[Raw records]
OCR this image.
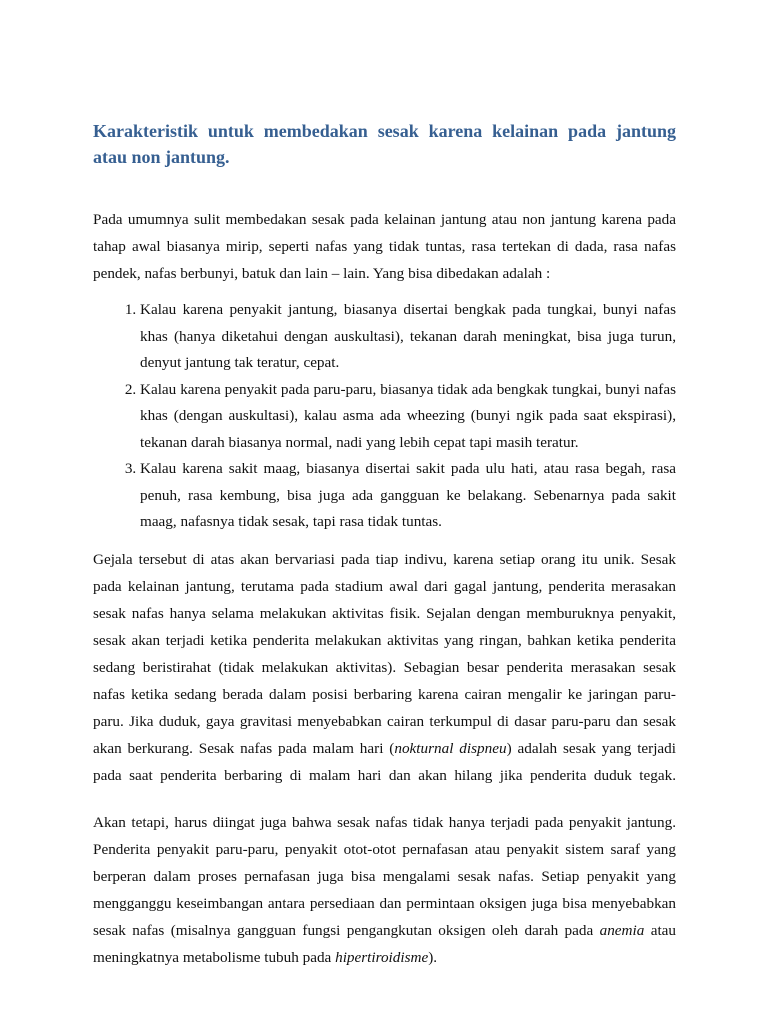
Karakteristik untuk membedakan sesak karena kelainan pada jantung atau non jantung.

Pada umumnya sulit membedakan sesak pada kelainan jantung atau non jantung karena pada tahap awal biasanya mirip, seperti nafas yang tidak tuntas, rasa tertekan di dada, rasa nafas pendek, nafas berbunyi, batuk dan lain – lain. Yang bisa dibedakan adalah :

1. Kalau karena penyakit jantung, biasanya disertai bengkak pada tungkai, bunyi nafas khas (hanya diketahui dengan auskultasi), tekanan darah meningkat, bisa juga turun, denyut jantung tak teratur, cepat.
2. Kalau karena penyakit pada paru-paru, biasanya tidak ada bengkak tungkai, bunyi nafas khas (dengan auskultasi), kalau asma ada wheezing (bunyi ngik pada saat ekspirasi), tekanan darah biasanya normal, nadi yang lebih cepat tapi masih teratur.
3. Kalau karena sakit maag, biasanya disertai sakit pada ulu hati, atau rasa begah, rasa penuh, rasa kembung, bisa juga ada gangguan ke belakang. Sebenarnya pada sakit maag, nafasnya tidak sesak, tapi rasa tidak tuntas.

Gejala tersebut di atas akan bervariasi pada tiap indivu, karena setiap orang itu unik. Sesak pada kelainan jantung, terutama pada stadium awal dari gagal jantung, penderita merasakan sesak nafas hanya selama melakukan aktivitas fisik. Sejalan dengan memburuknya penyakit, sesak akan terjadi ketika penderita melakukan aktivitas yang ringan, bahkan ketika penderita sedang beristirahat (tidak melakukan aktivitas). Sebagian besar penderita merasakan sesak nafas ketika sedang berada dalam posisi berbaring karena cairan mengalir ke jaringan paru-paru. Jika duduk, gaya gravitasi menyebabkan cairan terkumpul di dasar paru-paru dan sesak akan berkurang. Sesak nafas pada malam hari (nokturnal dispneu) adalah sesak yang terjadi pada saat penderita berbaring di malam hari dan akan hilang jika penderita duduk tegak.

Akan tetapi, harus diingat juga bahwa sesak nafas tidak hanya terjadi pada penyakit jantung. Penderita penyakit paru-paru, penyakit otot-otot pernafasan atau penyakit sistem saraf yang berperan dalam proses pernafasan juga bisa mengalami sesak nafas. Setiap penyakit yang mengganggu keseimbangan antara persediaan dan permintaan oksigen juga bisa menyebabkan sesak nafas (misalnya gangguan fungsi pengangkutan oksigen oleh darah pada anemia atau meningkatnya metabolisme tubuh pada hipertiroidisme).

YOUR OBJECTIVE >> Count the lines of the material that include the word "teratur", then state only the total.

OUTPUT FOR THIS EXERCISE >> 2